Set down the data below without change, skipping the pictures it holds.

Collection entries:
/---

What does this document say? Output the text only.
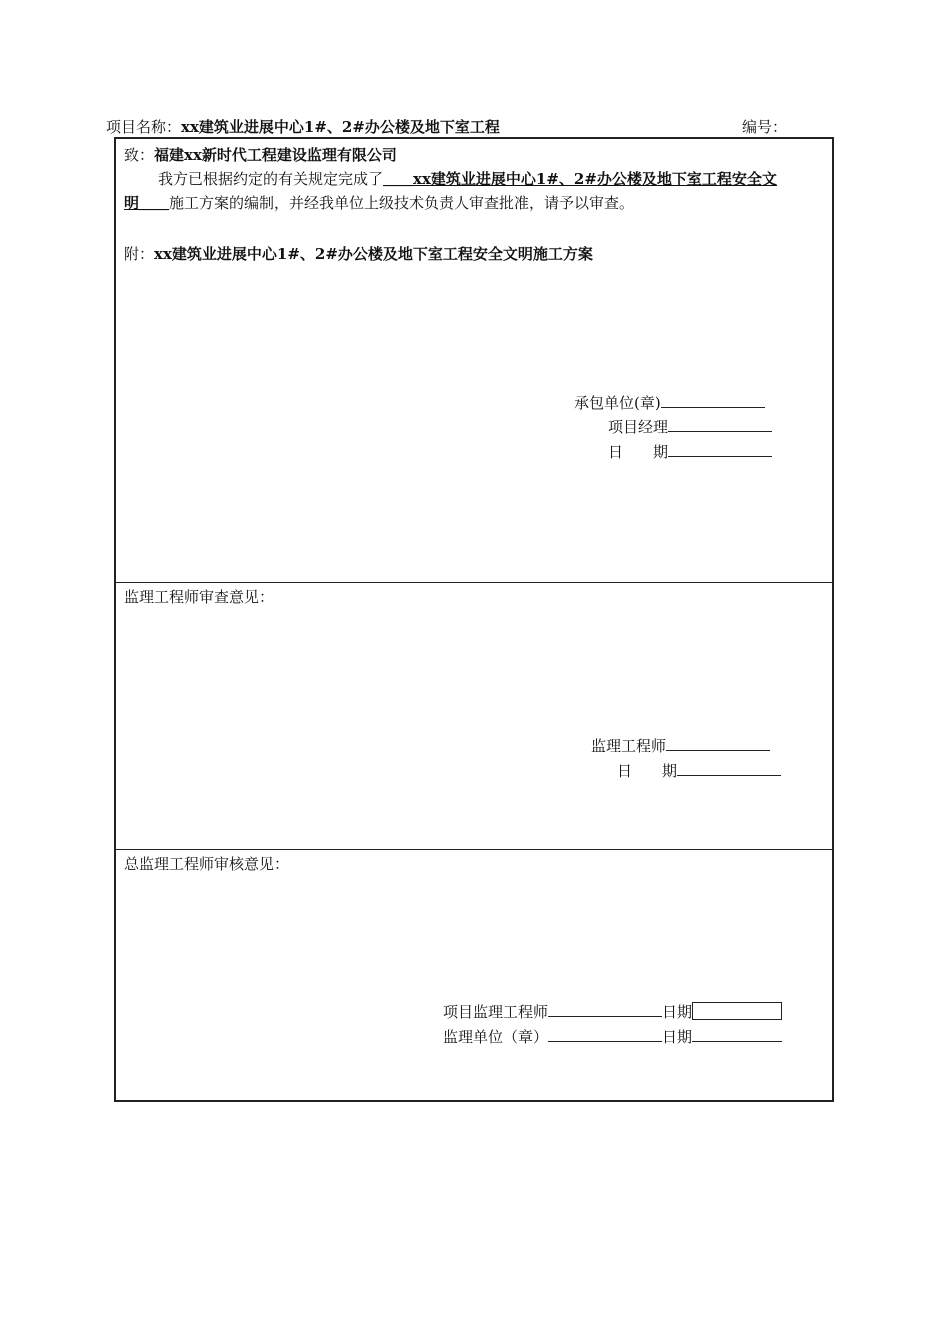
项目名称：xx建筑业进展中心1#、2#办公楼及地下室工程	编号：
致：福建xx新时代工程建设监理有限公司
我方已根据约定的有关规定完成了＿＿xx建筑业进展中心1#、2#办公楼及地下室工程安全文
明＿＿施工方案的编制，并经我单位上级技术负责人审查批准，请予以审查。
附：xx建筑业进展中心1#、2#办公楼及地下室工程安全文明施工方案
承包单位(章)
项目经理
日　　期
监理工程师审查意见：
监理工程师
日　　期
总监理工程师审核意见：
项目监理工程师	日期
监理单位（章）	日期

\---

# Task answer
What does this document say? Output the text only.
项目名称：xx建筑业进展中心1#、2#办公楼及地下室工程	编号：
致：福建xx新时代工程建设监理有限公司
我方已根据约定的有关规定完成了＿＿xx建筑业进展中心1#、2#办公楼及地下室工程安全文
明＿＿施工方案的编制，并经我单位上级技术负责人审查批准，请予以审查。
附：xx建筑业进展中心1#、2#办公楼及地下室工程安全文明施工方案
承包单位(章)
项目经理
日　　期
监理工程师审查意见：
监理工程师
日　　期
总监理工程师审核意见：
项目监理工程师	日期
监理单位（章）	日期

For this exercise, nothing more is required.